Collected data:
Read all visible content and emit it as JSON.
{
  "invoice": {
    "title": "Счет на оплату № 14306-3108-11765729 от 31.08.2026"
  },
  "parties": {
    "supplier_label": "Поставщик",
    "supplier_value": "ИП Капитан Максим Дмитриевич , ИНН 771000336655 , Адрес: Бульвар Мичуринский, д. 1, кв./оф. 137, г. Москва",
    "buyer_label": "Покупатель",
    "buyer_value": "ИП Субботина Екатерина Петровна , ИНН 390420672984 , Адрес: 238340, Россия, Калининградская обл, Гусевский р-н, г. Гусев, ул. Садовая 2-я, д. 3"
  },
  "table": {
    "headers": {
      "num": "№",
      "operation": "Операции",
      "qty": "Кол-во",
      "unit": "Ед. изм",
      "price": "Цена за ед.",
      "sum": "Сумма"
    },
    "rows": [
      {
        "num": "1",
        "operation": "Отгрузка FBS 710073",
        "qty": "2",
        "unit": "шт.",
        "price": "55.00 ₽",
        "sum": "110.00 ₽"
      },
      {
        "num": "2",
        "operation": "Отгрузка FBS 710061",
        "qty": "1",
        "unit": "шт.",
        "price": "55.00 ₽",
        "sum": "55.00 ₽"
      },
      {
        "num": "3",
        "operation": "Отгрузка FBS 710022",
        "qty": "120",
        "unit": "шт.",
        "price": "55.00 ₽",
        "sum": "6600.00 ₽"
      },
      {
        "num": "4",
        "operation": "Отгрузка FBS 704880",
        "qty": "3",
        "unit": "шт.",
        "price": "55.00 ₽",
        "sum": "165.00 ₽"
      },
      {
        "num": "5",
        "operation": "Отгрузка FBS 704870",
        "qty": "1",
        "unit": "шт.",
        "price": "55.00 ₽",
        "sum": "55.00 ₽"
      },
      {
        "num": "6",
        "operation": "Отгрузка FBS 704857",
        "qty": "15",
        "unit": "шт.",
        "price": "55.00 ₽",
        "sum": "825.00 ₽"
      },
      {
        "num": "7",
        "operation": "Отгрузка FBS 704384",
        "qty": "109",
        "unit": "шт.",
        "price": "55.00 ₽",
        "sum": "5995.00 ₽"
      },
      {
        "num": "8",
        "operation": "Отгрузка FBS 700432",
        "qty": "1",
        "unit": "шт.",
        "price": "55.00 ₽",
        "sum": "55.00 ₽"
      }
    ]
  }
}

■ Directive
Quote each line of the data above exactly as written.

■ Task result
Read all visible content and emit it as JSON.
{
  "invoice": {
    "title": "Счет на оплату № 14306-3108-11765729 от 31.08.2026"
  },
  "parties": {
    "supplier_label": "Поставщик",
    "supplier_value": "ИП Капитан Максим Дмитриевич , ИНН 771000336655 , Адрес: Бульвар Мичуринский, д. 1, кв./оф. 137, г. Москва",
    "buyer_label": "Покупатель",
    "buyer_value": "ИП Субботина Екатерина Петровна , ИНН 390420672984 , Адрес: 238340, Россия, Калининградская обл, Гусевский р-н, г. Гусев, ул. Садовая 2-я, д. 3"
  },
  "table": {
    "headers": {
      "num": "№",
      "operation": "Операции",
      "qty": "Кол-во",
      "unit": "Ед. изм",
      "price": "Цена за ед.",
      "sum": "Сумма"
    },
    "rows": [
      {
        "num": "1",
        "operation": "Отгрузка FBS 710073",
        "qty": "2",
        "unit": "шт.",
        "price": "55.00 ₽",
        "sum": "110.00 ₽"
      },
      {
        "num": "2",
        "operation": "Отгрузка FBS 710061",
        "qty": "1",
        "unit": "шт.",
        "price": "55.00 ₽",
        "sum": "55.00 ₽"
      },
      {
        "num": "3",
        "operation": "Отгрузка FBS 710022",
        "qty": "120",
        "unit": "шт.",
        "price": "55.00 ₽",
        "sum": "6600.00 ₽"
      },
      {
        "num": "4",
        "operation": "Отгрузка FBS 704880",
        "qty": "3",
        "unit": "шт.",
        "price": "55.00 ₽",
        "sum": "165.00 ₽"
      },
      {
        "num": "5",
        "operation": "Отгрузка FBS 704870",
        "qty": "1",
        "unit": "шт.",
        "price": "55.00 ₽",
        "sum": "55.00 ₽"
      },
      {
        "num": "6",
        "operation": "Отгрузка FBS 704857",
        "qty": "15",
        "unit": "шт.",
        "price": "55.00 ₽",
        "sum": "825.00 ₽"
      },
      {
        "num": "7",
        "operation": "Отгрузка FBS 704384",
        "qty": "109",
        "unit": "шт.",
        "price": "55.00 ₽",
        "sum": "5995.00 ₽"
      },
      {
        "num": "8",
        "operation": "Отгрузка FBS 700432",
        "qty": "1",
        "unit": "шт.",
        "price": "55.00 ₽",
        "sum": "55.00 ₽"
      }
    ]
  }
}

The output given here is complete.